◆ JOB: Report how many lines contain the word "JSON"; answer with the number only.

◆ Part of a data file:
--

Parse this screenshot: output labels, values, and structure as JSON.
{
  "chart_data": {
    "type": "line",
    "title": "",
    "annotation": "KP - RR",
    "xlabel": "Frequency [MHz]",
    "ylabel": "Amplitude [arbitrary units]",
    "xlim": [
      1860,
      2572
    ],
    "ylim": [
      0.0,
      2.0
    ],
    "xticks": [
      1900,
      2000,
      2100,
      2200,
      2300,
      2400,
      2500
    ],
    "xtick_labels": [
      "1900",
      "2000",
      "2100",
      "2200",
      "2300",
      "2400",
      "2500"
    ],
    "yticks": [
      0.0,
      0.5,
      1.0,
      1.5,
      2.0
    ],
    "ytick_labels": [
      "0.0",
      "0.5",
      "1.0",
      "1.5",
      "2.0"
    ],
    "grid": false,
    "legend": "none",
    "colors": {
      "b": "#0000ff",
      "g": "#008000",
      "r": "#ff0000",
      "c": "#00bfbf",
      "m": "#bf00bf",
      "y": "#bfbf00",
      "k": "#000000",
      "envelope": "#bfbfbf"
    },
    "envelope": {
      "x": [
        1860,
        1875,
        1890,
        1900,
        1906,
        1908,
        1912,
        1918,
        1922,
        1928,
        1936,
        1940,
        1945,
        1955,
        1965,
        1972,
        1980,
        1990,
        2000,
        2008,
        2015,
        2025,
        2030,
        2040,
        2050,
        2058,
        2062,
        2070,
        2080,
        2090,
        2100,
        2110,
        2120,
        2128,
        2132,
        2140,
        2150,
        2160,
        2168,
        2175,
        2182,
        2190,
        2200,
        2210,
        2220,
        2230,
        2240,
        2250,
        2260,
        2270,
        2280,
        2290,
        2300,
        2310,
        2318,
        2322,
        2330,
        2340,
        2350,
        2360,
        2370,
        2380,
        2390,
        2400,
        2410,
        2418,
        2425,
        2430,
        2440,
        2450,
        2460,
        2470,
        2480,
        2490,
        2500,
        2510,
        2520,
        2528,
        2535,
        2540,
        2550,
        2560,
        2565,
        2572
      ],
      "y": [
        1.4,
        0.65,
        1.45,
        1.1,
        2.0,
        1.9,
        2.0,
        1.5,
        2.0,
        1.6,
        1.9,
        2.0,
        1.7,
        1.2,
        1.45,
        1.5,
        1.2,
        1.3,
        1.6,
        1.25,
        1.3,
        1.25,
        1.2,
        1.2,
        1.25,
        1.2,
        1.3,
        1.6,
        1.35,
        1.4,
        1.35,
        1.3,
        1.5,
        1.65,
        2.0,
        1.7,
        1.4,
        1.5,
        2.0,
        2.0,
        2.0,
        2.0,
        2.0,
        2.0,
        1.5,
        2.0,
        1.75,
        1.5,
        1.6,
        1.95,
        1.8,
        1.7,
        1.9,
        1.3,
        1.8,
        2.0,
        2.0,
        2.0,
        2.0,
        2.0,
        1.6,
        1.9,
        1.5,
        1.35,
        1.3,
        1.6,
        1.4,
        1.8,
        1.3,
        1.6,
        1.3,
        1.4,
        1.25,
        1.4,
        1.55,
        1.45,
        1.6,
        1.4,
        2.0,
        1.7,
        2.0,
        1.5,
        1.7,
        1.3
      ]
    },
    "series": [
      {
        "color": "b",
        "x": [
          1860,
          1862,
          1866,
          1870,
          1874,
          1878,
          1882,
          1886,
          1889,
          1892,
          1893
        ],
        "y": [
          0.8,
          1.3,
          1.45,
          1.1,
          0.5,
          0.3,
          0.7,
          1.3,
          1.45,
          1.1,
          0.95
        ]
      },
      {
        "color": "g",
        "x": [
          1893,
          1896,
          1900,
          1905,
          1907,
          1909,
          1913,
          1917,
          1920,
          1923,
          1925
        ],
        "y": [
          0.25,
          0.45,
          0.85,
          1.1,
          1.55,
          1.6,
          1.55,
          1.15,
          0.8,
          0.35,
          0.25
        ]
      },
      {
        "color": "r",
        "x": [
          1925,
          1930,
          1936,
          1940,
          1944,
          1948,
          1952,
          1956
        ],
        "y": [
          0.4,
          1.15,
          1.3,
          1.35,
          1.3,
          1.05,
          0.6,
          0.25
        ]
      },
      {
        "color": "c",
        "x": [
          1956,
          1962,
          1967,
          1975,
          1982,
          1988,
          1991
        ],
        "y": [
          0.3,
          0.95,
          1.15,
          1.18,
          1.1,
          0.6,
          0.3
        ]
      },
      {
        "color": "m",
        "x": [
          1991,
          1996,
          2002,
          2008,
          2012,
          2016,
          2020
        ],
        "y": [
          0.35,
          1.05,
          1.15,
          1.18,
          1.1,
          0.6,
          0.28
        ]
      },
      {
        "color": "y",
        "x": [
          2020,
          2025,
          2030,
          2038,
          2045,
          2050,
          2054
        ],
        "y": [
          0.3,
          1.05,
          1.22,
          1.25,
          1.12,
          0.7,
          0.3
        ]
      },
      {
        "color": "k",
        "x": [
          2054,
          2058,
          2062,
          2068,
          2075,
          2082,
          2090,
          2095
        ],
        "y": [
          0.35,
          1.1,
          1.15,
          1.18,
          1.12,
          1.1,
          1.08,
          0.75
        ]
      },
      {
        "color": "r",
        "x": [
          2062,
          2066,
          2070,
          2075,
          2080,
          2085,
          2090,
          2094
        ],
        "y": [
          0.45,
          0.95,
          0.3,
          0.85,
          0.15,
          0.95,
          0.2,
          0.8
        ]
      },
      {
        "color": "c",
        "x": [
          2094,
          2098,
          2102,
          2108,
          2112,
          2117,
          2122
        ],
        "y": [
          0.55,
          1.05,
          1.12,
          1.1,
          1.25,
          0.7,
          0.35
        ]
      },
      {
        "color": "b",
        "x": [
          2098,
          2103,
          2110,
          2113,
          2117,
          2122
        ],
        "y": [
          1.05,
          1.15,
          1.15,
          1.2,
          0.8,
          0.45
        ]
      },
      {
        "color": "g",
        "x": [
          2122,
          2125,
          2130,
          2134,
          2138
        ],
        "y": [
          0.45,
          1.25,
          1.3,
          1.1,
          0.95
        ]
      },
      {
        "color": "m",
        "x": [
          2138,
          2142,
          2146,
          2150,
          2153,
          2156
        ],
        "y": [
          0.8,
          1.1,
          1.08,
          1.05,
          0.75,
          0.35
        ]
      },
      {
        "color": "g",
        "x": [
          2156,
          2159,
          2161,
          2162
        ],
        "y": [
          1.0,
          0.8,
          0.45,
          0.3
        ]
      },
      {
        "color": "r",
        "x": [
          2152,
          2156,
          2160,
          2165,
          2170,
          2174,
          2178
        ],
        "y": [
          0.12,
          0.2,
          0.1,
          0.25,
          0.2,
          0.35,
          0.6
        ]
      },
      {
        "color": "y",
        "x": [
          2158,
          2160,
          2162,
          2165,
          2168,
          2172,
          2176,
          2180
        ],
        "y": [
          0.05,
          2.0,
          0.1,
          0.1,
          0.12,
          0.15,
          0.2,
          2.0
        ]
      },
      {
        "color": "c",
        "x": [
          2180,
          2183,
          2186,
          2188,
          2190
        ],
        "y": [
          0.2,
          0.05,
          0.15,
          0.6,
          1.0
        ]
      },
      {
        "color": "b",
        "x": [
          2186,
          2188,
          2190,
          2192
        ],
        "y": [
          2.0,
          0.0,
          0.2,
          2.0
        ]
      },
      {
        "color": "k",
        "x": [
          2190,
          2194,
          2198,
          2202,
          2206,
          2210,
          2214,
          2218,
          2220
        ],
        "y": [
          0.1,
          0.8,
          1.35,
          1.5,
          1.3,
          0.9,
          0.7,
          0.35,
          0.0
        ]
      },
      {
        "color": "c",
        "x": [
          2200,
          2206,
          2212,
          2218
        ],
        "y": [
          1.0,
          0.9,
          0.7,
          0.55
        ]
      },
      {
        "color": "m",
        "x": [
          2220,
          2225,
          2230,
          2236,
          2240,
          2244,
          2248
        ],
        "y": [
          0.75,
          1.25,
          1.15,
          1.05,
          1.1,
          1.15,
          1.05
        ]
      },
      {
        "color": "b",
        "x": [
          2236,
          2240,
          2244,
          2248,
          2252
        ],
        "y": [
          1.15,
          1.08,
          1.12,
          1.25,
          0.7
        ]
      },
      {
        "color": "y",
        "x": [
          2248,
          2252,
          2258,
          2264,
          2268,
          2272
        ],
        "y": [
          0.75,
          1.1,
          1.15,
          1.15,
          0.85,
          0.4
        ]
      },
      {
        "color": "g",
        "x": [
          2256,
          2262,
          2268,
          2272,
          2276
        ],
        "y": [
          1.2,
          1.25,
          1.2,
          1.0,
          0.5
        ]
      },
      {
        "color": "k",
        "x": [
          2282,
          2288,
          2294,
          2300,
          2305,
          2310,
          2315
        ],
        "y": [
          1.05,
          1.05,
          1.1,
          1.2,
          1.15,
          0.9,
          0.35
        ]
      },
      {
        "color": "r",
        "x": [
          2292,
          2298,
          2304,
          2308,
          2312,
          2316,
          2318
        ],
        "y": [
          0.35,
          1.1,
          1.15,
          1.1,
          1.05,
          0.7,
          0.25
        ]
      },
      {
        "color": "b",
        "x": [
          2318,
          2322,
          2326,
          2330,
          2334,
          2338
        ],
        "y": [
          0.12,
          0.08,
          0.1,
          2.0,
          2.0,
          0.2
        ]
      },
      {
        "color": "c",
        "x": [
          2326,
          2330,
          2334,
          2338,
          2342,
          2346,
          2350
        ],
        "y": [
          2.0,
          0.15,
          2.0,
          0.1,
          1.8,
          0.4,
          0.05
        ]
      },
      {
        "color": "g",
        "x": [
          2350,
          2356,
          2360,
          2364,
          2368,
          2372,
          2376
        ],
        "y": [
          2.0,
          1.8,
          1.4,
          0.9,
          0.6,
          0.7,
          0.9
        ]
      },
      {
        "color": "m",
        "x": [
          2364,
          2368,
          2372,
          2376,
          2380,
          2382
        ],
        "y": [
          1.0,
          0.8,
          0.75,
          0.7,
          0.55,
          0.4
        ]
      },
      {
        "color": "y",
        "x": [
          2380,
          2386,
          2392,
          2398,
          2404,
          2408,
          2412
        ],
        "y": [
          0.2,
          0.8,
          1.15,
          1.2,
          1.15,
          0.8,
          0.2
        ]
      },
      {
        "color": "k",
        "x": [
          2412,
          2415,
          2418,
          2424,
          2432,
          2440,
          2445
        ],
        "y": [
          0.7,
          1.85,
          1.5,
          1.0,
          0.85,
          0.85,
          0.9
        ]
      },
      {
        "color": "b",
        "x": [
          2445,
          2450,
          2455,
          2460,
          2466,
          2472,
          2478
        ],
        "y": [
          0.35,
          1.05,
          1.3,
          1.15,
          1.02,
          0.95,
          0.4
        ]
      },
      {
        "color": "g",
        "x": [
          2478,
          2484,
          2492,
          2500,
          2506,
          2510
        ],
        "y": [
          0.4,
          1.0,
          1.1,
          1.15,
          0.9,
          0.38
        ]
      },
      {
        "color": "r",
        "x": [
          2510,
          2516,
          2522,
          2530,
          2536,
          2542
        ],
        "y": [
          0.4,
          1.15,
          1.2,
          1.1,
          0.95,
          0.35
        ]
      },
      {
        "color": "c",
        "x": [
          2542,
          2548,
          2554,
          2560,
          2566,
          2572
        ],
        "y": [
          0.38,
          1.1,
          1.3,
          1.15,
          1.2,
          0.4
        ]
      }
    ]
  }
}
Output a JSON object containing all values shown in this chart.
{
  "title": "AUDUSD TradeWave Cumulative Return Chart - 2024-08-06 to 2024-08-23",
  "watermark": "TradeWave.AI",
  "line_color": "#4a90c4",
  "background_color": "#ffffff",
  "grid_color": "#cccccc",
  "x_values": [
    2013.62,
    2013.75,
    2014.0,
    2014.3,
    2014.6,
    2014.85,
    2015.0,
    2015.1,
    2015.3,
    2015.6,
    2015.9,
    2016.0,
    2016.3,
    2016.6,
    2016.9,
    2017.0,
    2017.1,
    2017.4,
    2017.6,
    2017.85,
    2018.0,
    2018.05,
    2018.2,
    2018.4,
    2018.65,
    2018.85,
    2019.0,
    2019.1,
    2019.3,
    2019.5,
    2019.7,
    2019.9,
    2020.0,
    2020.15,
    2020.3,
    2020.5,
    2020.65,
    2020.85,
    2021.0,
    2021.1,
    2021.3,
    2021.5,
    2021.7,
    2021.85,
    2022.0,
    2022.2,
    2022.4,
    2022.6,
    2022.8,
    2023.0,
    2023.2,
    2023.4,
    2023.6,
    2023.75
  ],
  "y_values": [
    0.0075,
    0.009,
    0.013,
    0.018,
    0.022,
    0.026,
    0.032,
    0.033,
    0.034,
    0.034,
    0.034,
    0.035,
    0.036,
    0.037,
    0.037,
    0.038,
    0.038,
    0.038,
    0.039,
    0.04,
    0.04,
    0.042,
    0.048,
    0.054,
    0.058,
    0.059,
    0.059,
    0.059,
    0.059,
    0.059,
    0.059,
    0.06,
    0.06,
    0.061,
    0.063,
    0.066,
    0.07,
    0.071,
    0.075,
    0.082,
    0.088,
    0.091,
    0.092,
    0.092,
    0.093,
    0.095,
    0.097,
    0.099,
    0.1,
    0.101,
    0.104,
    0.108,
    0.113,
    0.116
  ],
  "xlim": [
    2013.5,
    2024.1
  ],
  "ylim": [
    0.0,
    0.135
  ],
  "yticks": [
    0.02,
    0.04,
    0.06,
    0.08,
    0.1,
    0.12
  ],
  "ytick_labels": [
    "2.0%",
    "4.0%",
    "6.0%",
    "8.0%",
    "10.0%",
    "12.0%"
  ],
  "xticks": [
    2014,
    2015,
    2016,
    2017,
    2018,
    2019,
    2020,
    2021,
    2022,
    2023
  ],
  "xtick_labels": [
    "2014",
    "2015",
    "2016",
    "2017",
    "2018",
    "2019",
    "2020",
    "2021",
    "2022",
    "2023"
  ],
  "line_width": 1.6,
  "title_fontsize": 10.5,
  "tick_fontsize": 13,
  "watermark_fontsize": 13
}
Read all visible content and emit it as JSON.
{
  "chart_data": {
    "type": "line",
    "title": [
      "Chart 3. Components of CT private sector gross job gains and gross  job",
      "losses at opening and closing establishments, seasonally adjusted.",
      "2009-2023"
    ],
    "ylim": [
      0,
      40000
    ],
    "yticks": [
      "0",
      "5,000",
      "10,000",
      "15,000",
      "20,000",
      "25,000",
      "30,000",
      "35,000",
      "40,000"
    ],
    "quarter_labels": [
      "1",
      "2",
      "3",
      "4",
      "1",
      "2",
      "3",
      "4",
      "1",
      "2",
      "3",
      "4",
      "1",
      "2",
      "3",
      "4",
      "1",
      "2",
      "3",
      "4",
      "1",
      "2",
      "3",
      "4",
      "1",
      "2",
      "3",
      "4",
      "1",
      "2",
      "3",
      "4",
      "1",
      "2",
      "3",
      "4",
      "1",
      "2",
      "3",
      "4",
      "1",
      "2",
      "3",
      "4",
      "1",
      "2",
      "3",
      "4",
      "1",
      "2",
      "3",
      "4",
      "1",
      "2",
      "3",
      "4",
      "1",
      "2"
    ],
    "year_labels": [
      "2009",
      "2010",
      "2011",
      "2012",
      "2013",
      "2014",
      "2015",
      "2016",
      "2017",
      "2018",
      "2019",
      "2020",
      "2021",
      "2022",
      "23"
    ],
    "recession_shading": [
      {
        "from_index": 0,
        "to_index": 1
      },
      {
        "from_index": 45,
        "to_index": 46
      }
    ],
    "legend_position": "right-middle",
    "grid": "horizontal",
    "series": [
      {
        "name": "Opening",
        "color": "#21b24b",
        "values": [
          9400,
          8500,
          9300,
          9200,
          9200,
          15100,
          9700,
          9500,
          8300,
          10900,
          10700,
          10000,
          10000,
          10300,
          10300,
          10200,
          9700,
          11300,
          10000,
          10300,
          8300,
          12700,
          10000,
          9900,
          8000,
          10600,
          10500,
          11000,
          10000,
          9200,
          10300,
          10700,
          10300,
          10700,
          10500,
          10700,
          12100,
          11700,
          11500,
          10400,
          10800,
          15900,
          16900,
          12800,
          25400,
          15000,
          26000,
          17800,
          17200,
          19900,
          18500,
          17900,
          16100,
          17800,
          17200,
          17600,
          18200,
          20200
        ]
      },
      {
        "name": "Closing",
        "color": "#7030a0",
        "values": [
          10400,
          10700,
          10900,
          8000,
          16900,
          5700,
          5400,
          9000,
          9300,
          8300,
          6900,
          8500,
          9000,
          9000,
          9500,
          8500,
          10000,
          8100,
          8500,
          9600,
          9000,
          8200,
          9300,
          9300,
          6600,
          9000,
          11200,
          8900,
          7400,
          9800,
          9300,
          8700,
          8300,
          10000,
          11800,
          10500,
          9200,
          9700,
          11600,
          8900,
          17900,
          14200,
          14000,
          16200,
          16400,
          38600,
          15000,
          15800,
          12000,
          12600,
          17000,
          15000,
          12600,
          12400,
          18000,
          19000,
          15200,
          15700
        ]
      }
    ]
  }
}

--

◆ TASK RESULT: 3